__Stated problem__: Return the full material exactly.

__Dataset records__:
┏━━

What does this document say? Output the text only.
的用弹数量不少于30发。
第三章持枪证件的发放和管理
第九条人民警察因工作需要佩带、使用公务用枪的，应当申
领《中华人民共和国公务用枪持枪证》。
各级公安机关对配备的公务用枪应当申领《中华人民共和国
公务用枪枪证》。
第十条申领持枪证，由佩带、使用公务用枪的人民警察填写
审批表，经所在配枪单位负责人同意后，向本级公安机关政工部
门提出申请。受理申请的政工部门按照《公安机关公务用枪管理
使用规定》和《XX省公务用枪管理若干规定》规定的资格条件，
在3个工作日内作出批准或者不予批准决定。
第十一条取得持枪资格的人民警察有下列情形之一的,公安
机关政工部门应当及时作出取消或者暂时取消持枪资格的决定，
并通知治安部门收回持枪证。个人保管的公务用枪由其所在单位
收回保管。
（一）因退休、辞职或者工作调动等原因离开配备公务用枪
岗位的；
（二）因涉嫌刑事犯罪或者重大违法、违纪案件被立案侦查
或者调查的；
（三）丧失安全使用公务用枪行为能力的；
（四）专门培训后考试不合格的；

┗━━

__Solution below__:
What does this document say? Output the text only.
的用弹数量不少于30发。
第三章持枪证件的发放和管理
第九条人民警察因工作需要佩带、使用公务用枪的，应当申
领《中华人民共和国公务用枪持枪证》。
各级公安机关对配备的公务用枪应当申领《中华人民共和国
公务用枪枪证》。
第十条申领持枪证，由佩带、使用公务用枪的人民警察填写
审批表，经所在配枪单位负责人同意后，向本级公安机关政工部
门提出申请。受理申请的政工部门按照《公安机关公务用枪管理
使用规定》和《XX省公务用枪管理若干规定》规定的资格条件，
在3个工作日内作出批准或者不予批准决定。
第十一条取得持枪资格的人民警察有下列情形之一的,公安
机关政工部门应当及时作出取消或者暂时取消持枪资格的决定，
并通知治安部门收回持枪证。个人保管的公务用枪由其所在单位
收回保管。
（一）因退休、辞职或者工作调动等原因离开配备公务用枪
岗位的；
（二）因涉嫌刑事犯罪或者重大违法、违纪案件被立案侦查
或者调查的；
（三）丧失安全使用公务用枪行为能力的；
（四）专门培训后考试不合格的；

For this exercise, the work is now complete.